■ Directions ■
State, as one number, how many lines in these records hold "Cadherin".

■ Excerpts from a figure dataset ■
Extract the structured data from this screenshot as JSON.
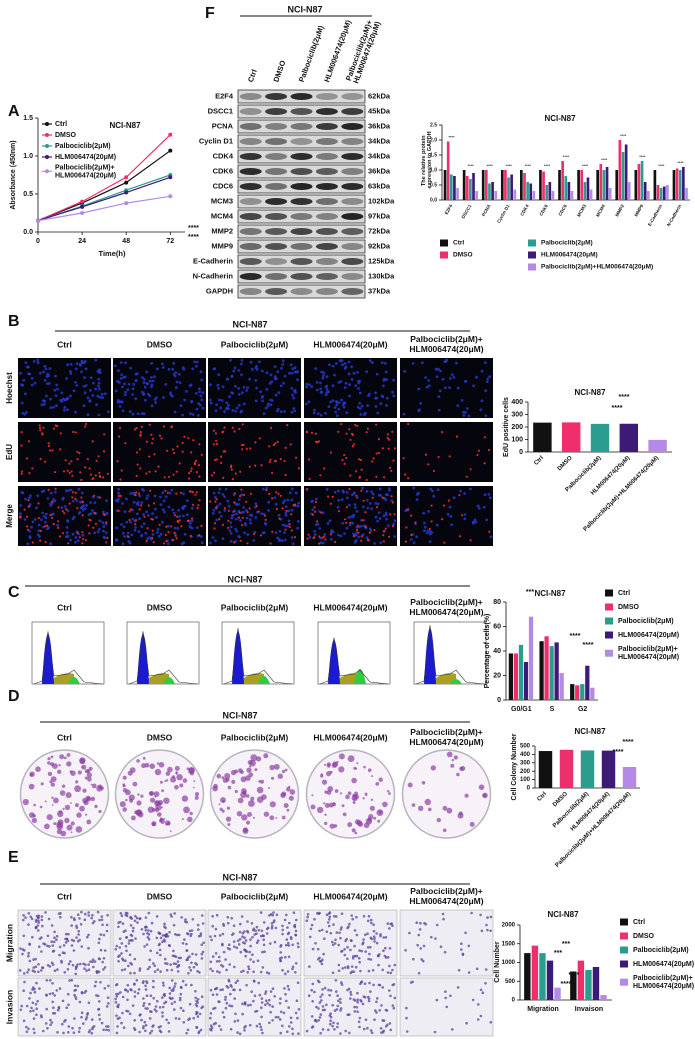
{
  "panel_labels": [
    "A",
    "B",
    "C",
    "D",
    "E",
    "F"
  ],
  "conditions": [
    "Ctrl",
    "DMSO",
    "Palbociclib(2μM)",
    "HLM006474(20μM)",
    "Palbociclib(2μM)+HLM006474(20μM)"
  ],
  "blot": {
    "title": "NCI-N87",
    "proteins": [
      {
        "name": "E2F4",
        "size": "62kDa"
      },
      {
        "name": "DSCC1",
        "size": "45kDa"
      },
      {
        "name": "PCNA",
        "size": "36kDa"
      },
      {
        "name": "Cyclin D1",
        "size": "34kDa"
      },
      {
        "name": "CDK4",
        "size": "34kDa"
      },
      {
        "name": "CDK6",
        "size": "36kDa"
      },
      {
        "name": "CDC6",
        "size": "63kDa"
      },
      {
        "name": "MCM3",
        "size": "102kDa"
      },
      {
        "name": "MCM4",
        "size": "97kDa"
      },
      {
        "name": "MMP2",
        "size": "72kDa"
      },
      {
        "name": "MMP9",
        "size": "92kDa"
      },
      {
        "name": "E-Cadherin",
        "size": "125kDa"
      },
      {
        "name": "N-Cadherin",
        "size": "130kDa"
      },
      {
        "name": "GAPDH",
        "size": "37kDa"
      }
    ]
  },
  "edu_panel": {
    "title": "NCI-N87",
    "rows": [
      "Hoechst",
      "EdU",
      "Merge"
    ]
  },
  "flow_panel": {
    "title": "NCI-N87"
  },
  "colony_panel": {
    "title": "NCI-N87"
  },
  "transwell_panel": {
    "title": "NCI-N87",
    "rows": [
      "Migration",
      "Invasion"
    ]
  },
  "chart_data": [
    {
      "type": "line",
      "title": "NCI-N87",
      "xlabel": "Time(h)",
      "ylabel": "Absorbance (450nm)",
      "x": [
        0,
        24,
        48,
        72
      ],
      "xlim": [
        0,
        80
      ],
      "xticks": [
        0,
        24,
        48,
        72
      ],
      "ylim": [
        0,
        1.5
      ],
      "yticks": [
        {
          "value": 0,
          "label": "0.0"
        },
        0.5,
        {
          "value": 1,
          "label": "1.0"
        },
        1.5
      ],
      "series": [
        {
          "name": "Ctrl",
          "color": "#111111",
          "values": [
            0.15,
            0.38,
            0.65,
            1.07
          ]
        },
        {
          "name": "DMSO",
          "color": "#ef2f6c",
          "values": [
            0.15,
            0.4,
            0.72,
            1.28
          ]
        },
        {
          "name": "Palbociclib(2μM)",
          "color": "#2a9d8f",
          "values": [
            0.15,
            0.34,
            0.55,
            0.75
          ]
        },
        {
          "name": "HLM006474(20μM)",
          "color": "#3d1a78",
          "values": [
            0.15,
            0.33,
            0.52,
            0.72
          ]
        },
        {
          "name": "Palbociclib(2μM)+HLM006474(20μM)",
          "color": "#b58ae6",
          "values": [
            0.15,
            0.25,
            0.38,
            0.47
          ]
        }
      ],
      "annotations": [
        "****",
        "****"
      ]
    },
    {
      "type": "bar",
      "title": "NCI-N87",
      "ylabel": "The relative protein expression to GAPDH",
      "categories": [
        "E2F4",
        "DSCC1",
        "PCNA",
        "Cyclin D1",
        "CDK4",
        "CDK6",
        "CDC6",
        "MCM3",
        "MCM4",
        "MMP2",
        "MMP9",
        "E-Cadherin",
        "N-Cadherin"
      ],
      "ylim": [
        0,
        2.5
      ],
      "yticks": [
        {
          "value": 0,
          "label": "0.0"
        },
        0.5,
        {
          "value": 1,
          "label": "1.0"
        },
        1.5,
        {
          "value": 2,
          "label": "2.0"
        },
        2.5
      ],
      "series": [
        {
          "name": "Ctrl",
          "color": "#111111",
          "values": [
            1,
            1,
            1,
            1,
            1,
            1,
            1,
            1,
            1,
            1,
            1,
            1,
            1
          ]
        },
        {
          "name": "DMSO",
          "color": "#ef2f6c",
          "values": [
            1.95,
            0.8,
            1,
            1,
            0.9,
            0.95,
            1.3,
            1,
            1.2,
            2,
            1.2,
            0.5,
            1.05
          ]
        },
        {
          "name": "Palbociclib(2μM)",
          "color": "#2a9d8f",
          "values": [
            0.85,
            0.7,
            0.55,
            0.75,
            0.6,
            0.5,
            0.8,
            0.6,
            1,
            1.6,
            1.3,
            0.4,
            1
          ]
        },
        {
          "name": "HLM006474(20μM)",
          "color": "#3d1a78",
          "values": [
            0.8,
            0.9,
            0.6,
            0.85,
            0.55,
            0.6,
            0.6,
            0.75,
            1.1,
            1.85,
            0.6,
            0.45,
            1.1
          ]
        },
        {
          "name": "Palbociclib(2μM)+HLM006474(20μM)",
          "color": "#b58ae6",
          "values": [
            0.4,
            0.3,
            0.3,
            0.35,
            0.3,
            0.3,
            0.3,
            0.35,
            0.4,
            0.6,
            0.3,
            0.5,
            0.4
          ]
        }
      ],
      "annotations": [
        "****",
        "****",
        "****",
        "****",
        "****",
        "****",
        "****",
        "****",
        "****",
        "****",
        "****",
        "****",
        "****"
      ]
    },
    {
      "type": "bar",
      "title": "NCI-N87",
      "ylabel": "EdU positive cells",
      "categories": [
        "Ctrl",
        "DMSO",
        "Palbociclib(2μM)",
        "HLM006474(20μM)",
        "Palbociclib(2μM)+HLM006474(20μM)"
      ],
      "values": [
        235,
        237,
        225,
        226,
        97
      ],
      "colors": [
        "#111111",
        "#ef2f6c",
        "#2a9d8f",
        "#3d1a78",
        "#b58ae6"
      ],
      "ylim": [
        0,
        400
      ],
      "yticks": [
        0,
        100,
        200,
        300,
        400
      ],
      "annotations": [
        "****",
        "****"
      ]
    },
    {
      "type": "bar",
      "title": "NCI-N87",
      "ylabel": "Percentage of cells(%)",
      "categories": [
        "G0/G1",
        "S",
        "G2"
      ],
      "ylim": [
        0,
        80
      ],
      "yticks": [
        0,
        20,
        40,
        60,
        80
      ],
      "series": [
        {
          "name": "Ctrl",
          "color": "#111111",
          "values": [
            38,
            48,
            13
          ]
        },
        {
          "name": "DMSO",
          "color": "#ef2f6c",
          "values": [
            38,
            52,
            12
          ]
        },
        {
          "name": "Palbociclib(2μM)",
          "color": "#2a9d8f",
          "values": [
            45,
            44,
            13
          ]
        },
        {
          "name": "HLM006474(20μM)",
          "color": "#3d1a78",
          "values": [
            31,
            47,
            28
          ]
        },
        {
          "name": "Palbociclib(2μM)+HLM006474(20μM)",
          "color": "#b58ae6",
          "values": [
            68,
            22,
            10
          ]
        }
      ],
      "annotations": [
        "***",
        "****",
        "****"
      ]
    },
    {
      "type": "bar",
      "title": "NCI-N87",
      "ylabel": "Cell Colony Number",
      "categories": [
        "Ctrl",
        "DMSO",
        "Palbociclib(2μM)",
        "HLM006474(20μM)",
        "Palbociclib(2μM)+HLM006474(20μM)"
      ],
      "values": [
        440,
        455,
        447,
        445,
        250
      ],
      "colors": [
        "#111111",
        "#ef2f6c",
        "#2a9d8f",
        "#3d1a78",
        "#b58ae6"
      ],
      "ylim": [
        0,
        500
      ],
      "yticks": [
        0,
        100,
        200,
        300,
        400,
        500
      ],
      "annotations": [
        "****",
        "****"
      ]
    },
    {
      "type": "bar",
      "title": "NCI-N87",
      "ylabel": "Cell Number",
      "categories": [
        "Migration",
        "Invaison"
      ],
      "ylim": [
        0,
        2000
      ],
      "yticks": [
        0,
        500,
        1000,
        1500,
        2000
      ],
      "series": [
        {
          "name": "Ctrl",
          "color": "#111111",
          "values": [
            1250,
            760
          ]
        },
        {
          "name": "DMSO",
          "color": "#ef2f6c",
          "values": [
            1450,
            1050
          ]
        },
        {
          "name": "Palbociclib(2μM)",
          "color": "#2a9d8f",
          "values": [
            1250,
            800
          ]
        },
        {
          "name": "HLM006474(20μM)",
          "color": "#3d1a78",
          "values": [
            1050,
            880
          ]
        },
        {
          "name": "Palbociclib(2μM)+HLM006474(20μM)",
          "color": "#b58ae6",
          "values": [
            330,
            130
          ]
        }
      ],
      "annotations": [
        "***",
        "***",
        "****",
        "****"
      ]
    }
  ]
}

■ Solved problem ■
4